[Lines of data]
Begin
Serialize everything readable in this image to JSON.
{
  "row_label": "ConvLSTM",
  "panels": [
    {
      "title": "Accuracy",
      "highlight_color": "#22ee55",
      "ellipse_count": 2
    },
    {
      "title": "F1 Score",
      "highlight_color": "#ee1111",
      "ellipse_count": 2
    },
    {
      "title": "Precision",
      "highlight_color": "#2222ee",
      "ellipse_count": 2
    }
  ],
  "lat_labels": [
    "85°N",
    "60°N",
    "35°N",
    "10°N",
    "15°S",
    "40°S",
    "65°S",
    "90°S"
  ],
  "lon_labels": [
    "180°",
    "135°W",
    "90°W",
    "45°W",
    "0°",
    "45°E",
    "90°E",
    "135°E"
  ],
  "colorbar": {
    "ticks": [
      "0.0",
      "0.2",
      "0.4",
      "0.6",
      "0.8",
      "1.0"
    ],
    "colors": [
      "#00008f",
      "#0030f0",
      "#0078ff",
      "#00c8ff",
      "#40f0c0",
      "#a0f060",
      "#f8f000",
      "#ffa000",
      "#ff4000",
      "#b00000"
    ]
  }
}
End
Begin
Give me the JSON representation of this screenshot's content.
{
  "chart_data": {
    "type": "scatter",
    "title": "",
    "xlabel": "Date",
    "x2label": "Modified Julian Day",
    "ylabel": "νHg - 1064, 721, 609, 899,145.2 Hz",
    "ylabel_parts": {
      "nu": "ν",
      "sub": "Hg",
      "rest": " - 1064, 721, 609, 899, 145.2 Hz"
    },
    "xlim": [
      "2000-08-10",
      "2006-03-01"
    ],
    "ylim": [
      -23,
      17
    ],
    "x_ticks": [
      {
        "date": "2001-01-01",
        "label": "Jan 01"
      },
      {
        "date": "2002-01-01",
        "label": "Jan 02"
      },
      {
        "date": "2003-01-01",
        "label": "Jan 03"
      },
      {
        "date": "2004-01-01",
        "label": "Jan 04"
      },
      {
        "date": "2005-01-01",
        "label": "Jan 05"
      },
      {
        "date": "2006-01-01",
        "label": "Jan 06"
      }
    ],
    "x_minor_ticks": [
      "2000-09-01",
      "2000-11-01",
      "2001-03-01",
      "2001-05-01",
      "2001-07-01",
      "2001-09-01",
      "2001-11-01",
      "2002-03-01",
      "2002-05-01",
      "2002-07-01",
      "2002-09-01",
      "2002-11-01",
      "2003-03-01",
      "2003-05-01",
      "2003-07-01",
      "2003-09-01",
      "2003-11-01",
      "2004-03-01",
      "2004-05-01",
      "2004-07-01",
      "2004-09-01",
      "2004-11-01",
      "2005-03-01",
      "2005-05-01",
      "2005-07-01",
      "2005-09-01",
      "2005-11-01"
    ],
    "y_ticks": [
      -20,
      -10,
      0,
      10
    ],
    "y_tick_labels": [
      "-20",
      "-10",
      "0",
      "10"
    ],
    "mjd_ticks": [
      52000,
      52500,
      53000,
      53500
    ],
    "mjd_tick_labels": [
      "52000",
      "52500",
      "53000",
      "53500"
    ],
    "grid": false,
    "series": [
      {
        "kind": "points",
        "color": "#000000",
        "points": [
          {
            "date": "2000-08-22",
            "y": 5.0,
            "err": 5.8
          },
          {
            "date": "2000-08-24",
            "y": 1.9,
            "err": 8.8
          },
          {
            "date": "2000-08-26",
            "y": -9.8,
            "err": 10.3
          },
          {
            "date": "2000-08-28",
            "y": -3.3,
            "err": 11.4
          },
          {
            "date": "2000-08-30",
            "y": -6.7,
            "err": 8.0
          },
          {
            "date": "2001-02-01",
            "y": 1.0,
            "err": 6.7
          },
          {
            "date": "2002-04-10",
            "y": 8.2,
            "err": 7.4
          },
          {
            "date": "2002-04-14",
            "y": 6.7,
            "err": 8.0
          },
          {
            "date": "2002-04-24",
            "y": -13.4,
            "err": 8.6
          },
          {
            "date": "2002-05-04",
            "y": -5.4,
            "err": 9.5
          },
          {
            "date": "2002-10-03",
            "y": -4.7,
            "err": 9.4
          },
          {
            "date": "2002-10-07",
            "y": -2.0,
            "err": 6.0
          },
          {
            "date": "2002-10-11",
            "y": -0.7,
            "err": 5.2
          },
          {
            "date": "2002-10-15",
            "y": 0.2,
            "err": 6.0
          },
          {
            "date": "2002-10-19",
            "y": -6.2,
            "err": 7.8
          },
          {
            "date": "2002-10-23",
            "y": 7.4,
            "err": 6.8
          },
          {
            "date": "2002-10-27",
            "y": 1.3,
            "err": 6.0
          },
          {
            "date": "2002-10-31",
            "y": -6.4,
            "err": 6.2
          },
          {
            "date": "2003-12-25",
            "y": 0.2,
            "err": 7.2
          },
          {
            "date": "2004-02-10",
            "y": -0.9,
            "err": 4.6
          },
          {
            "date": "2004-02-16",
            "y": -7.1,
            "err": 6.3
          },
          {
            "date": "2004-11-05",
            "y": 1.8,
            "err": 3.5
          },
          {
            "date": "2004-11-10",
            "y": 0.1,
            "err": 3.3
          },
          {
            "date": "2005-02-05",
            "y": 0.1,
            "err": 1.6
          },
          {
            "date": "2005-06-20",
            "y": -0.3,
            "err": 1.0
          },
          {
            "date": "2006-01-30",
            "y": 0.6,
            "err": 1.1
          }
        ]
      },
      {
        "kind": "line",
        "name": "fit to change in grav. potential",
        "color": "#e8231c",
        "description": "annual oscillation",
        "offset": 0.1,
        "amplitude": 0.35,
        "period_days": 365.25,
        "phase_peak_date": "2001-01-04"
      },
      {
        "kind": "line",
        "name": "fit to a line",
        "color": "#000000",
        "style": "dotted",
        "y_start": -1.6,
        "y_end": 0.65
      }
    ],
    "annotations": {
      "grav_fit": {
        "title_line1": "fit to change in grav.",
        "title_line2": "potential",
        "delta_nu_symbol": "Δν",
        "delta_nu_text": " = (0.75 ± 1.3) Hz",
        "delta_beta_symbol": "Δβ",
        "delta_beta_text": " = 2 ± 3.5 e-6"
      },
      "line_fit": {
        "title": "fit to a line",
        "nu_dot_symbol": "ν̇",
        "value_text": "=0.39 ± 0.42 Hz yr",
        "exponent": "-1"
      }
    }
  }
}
End
Begin
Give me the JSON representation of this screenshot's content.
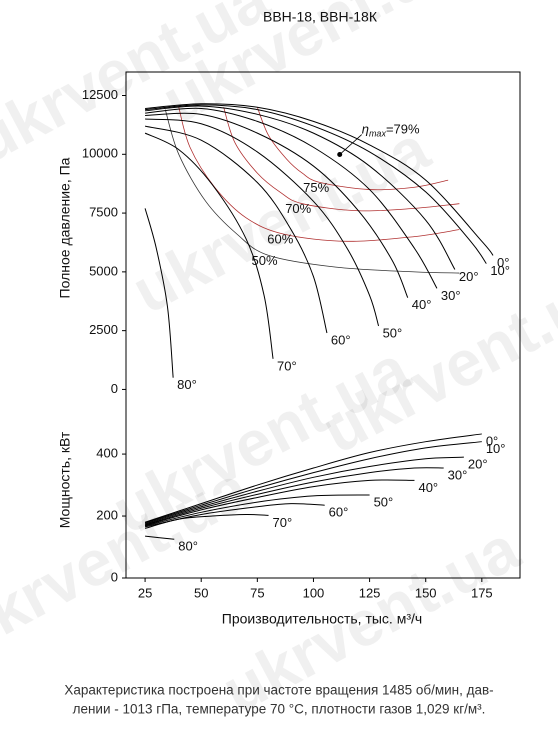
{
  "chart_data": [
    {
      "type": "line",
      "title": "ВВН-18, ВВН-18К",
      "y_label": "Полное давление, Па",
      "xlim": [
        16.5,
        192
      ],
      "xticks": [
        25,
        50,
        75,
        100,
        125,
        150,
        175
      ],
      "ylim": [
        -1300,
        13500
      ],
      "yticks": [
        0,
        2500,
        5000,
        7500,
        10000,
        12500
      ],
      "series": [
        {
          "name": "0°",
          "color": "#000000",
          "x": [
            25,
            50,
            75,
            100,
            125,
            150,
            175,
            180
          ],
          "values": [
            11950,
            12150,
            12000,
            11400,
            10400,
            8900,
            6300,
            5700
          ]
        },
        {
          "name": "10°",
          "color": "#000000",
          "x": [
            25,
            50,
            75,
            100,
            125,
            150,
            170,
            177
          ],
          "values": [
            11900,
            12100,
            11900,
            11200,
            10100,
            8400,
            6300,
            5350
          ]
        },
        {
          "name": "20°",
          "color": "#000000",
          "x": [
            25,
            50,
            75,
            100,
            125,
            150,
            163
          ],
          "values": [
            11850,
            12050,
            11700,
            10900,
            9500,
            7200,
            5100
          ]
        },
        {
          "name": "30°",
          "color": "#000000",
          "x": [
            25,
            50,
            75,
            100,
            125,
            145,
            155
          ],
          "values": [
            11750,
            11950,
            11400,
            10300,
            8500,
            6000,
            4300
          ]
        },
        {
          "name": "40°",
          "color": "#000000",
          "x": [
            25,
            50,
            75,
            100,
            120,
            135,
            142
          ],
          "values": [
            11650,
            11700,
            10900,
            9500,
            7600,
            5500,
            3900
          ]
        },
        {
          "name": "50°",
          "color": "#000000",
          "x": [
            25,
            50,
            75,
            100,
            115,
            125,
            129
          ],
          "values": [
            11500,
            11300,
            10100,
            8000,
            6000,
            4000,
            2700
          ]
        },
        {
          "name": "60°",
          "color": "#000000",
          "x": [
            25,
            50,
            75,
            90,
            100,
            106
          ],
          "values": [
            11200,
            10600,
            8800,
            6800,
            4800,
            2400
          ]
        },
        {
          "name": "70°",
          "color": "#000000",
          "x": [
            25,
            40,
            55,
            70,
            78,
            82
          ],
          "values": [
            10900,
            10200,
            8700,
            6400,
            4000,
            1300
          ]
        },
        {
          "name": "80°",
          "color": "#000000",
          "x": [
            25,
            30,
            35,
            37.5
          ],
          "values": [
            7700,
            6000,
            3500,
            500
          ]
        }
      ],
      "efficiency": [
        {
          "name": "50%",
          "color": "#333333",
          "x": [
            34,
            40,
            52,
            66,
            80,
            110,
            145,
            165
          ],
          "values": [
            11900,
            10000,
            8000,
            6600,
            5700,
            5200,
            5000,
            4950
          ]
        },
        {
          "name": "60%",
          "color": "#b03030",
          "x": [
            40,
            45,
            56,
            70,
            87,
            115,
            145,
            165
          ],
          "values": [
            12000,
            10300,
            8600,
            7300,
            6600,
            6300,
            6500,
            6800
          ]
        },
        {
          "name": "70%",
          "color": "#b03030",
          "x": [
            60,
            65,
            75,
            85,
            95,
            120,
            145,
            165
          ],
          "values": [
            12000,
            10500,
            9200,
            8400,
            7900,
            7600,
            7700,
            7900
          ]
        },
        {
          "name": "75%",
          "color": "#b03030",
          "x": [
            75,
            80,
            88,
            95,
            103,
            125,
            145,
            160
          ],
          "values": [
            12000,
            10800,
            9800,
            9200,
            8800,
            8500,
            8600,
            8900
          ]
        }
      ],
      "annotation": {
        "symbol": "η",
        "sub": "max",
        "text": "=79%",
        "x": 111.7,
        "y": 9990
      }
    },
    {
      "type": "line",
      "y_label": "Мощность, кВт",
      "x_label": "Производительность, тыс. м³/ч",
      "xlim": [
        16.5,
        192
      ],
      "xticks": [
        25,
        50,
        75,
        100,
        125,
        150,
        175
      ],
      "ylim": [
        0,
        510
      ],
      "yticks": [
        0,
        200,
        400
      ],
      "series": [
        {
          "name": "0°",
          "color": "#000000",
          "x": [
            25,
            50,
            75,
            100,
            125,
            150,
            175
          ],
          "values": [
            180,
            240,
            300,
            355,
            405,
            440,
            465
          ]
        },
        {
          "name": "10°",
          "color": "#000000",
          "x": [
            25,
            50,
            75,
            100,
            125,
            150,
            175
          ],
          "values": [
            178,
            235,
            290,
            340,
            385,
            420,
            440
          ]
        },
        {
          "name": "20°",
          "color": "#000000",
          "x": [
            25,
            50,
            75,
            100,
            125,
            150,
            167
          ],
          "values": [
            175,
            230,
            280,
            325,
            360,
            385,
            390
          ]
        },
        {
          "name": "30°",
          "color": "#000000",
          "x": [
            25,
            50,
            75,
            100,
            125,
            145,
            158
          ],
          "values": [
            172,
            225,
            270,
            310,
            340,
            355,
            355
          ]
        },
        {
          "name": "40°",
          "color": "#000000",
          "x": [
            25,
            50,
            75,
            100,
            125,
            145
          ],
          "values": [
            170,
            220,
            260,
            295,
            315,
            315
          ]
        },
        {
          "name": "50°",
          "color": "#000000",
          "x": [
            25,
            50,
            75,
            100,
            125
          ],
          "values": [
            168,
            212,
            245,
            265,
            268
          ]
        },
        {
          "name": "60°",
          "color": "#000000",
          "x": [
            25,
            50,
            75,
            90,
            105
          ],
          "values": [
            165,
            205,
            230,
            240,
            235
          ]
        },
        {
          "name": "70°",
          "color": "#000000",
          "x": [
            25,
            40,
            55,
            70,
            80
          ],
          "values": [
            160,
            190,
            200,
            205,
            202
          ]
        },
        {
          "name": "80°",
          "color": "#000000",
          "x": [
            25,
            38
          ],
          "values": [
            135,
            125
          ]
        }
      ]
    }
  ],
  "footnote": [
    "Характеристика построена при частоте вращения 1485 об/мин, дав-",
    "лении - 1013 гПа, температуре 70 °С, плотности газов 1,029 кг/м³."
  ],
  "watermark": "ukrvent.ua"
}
End
▸ Task: Identify each line in the records above containing the word "change"; copy those lines.

▸ Output for this exercise:
        "name": "fit to change in grav. potential",
        "title_line1": "fit to change in grav.",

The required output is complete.